Reproduce the listing below in its entirety. Change nothing.
━━━━━━
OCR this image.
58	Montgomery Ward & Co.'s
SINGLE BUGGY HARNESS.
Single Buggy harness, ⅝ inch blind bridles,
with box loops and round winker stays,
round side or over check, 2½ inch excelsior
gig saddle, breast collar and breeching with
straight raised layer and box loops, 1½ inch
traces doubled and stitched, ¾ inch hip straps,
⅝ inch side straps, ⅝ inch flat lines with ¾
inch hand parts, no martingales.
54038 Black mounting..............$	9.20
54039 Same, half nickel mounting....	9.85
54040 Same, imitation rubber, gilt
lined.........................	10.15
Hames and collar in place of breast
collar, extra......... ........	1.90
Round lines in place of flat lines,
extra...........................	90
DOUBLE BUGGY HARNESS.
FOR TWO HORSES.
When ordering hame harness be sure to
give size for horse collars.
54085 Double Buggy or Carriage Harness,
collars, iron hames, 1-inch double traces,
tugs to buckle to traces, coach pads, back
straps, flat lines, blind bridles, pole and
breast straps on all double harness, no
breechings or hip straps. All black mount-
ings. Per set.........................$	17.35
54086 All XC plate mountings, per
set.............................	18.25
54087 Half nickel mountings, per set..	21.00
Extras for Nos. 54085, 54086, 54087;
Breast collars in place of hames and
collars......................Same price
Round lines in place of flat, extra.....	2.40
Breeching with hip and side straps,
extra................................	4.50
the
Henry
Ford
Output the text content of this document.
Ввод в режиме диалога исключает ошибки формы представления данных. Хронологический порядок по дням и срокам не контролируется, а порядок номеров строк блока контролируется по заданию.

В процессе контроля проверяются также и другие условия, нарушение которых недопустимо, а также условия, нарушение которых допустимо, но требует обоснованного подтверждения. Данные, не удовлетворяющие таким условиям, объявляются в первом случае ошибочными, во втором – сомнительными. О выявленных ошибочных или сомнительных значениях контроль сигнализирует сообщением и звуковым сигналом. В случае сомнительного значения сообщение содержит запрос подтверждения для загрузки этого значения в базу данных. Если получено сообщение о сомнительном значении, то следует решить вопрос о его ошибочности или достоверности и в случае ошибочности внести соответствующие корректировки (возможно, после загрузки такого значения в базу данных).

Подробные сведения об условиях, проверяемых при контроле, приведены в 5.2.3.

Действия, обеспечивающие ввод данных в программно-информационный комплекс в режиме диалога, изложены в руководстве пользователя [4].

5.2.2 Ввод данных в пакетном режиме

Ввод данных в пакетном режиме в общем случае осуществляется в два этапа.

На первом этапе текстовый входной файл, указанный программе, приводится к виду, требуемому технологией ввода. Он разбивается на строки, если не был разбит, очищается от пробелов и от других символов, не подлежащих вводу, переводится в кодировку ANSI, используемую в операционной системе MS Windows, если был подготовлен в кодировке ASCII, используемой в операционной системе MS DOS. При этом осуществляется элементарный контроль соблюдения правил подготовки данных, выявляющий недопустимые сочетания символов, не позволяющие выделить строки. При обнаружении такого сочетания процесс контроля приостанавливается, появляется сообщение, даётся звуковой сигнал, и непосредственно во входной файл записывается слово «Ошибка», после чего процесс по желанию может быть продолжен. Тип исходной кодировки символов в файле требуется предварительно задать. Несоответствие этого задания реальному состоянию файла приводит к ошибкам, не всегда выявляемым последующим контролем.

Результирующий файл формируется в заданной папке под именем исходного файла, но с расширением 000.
━━━━━━
### Output for this task:
OCR this image.
58	Montgomery Ward & Co.'s
SINGLE BUGGY HARNESS.
Single Buggy harness, ⅝ inch blind bridles,
with box loops and round winker stays,
round side or over check, 2½ inch excelsior
gig saddle, breast collar and breeching with
straight raised layer and box loops, 1½ inch
traces doubled and stitched, ¾ inch hip straps,
⅝ inch side straps, ⅝ inch flat lines with ¾
inch hand parts, no martingales.
54038 Black mounting..............$	9.20
54039 Same, half nickel mounting....	9.85
54040 Same, imitation rubber, gilt
lined.........................	10.15
Hames and collar in place of breast
collar, extra......... ........	1.90
Round lines in place of flat lines,
extra...........................	90
DOUBLE BUGGY HARNESS.
FOR TWO HORSES.
When ordering hame harness be sure to
give size for horse collars.
54085 Double Buggy or Carriage Harness,
collars, iron hames, 1-inch double traces,
tugs to buckle to traces, coach pads, back
straps, flat lines, blind bridles, pole and
breast straps on all double harness, no
breechings or hip straps. All black mount-
ings. Per set.........................$	17.35
54086 All XC plate mountings, per
set.............................	18.25
54087 Half nickel mountings, per set..	21.00
Extras for Nos. 54085, 54086, 54087;
Breast collars in place of hames and
collars......................Same price
Round lines in place of flat, extra.....	2.40
Breeching with hip and side straps,
extra................................	4.50
the
Henry
Ford
Output the text content of this document.
Ввод в режиме диалога исключает ошибки формы представления данных. Хронологический порядок по дням и срокам не контролируется, а порядок номеров строк блока контролируется по заданию.

В процессе контроля проверяются также и другие условия, нарушение которых недопустимо, а также условия, нарушение которых допустимо, но требует обоснованного подтверждения. Данные, не удовлетворяющие таким условиям, объявляются в первом случае ошибочными, во втором – сомнительными. О выявленных ошибочных или сомнительных значениях контроль сигнализирует сообщением и звуковым сигналом. В случае сомнительного значения сообщение содержит запрос подтверждения для загрузки этого значения в базу данных. Если получено сообщение о сомнительном значении, то следует решить вопрос о его ошибочности или достоверности и в случае ошибочности внести соответствующие корректировки (возможно, после загрузки такого значения в базу данных).

Подробные сведения об условиях, проверяемых при контроле, приведены в 5.2.3.

Действия, обеспечивающие ввод данных в программно-информационный комплекс в режиме диалога, изложены в руководстве пользователя [4].

5.2.2 Ввод данных в пакетном режиме

Ввод данных в пакетном режиме в общем случае осуществляется в два этапа.

На первом этапе текстовый входной файл, указанный программе, приводится к виду, требуемому технологией ввода. Он разбивается на строки, если не был разбит, очищается от пробелов и от других символов, не подлежащих вводу, переводится в кодировку ANSI, используемую в операционной системе MS Windows, если был подготовлен в кодировке ASCII, используемой в операционной системе MS DOS. При этом осуществляется элементарный контроль соблюдения правил подготовки данных, выявляющий недопустимые сочетания символов, не позволяющие выделить строки. При обнаружении такого сочетания процесс контроля приостанавливается, появляется сообщение, даётся звуковой сигнал, и непосредственно во входной файл записывается слово «Ошибка», после чего процесс по желанию может быть продолжен. Тип исходной кодировки символов в файле требуется предварительно задать. Несоответствие этого задания реальному состоянию файла приводит к ошибкам, не всегда выявляемым последующим контролем.

Результирующий файл формируется в заданной папке под именем исходного файла, но с расширением 000.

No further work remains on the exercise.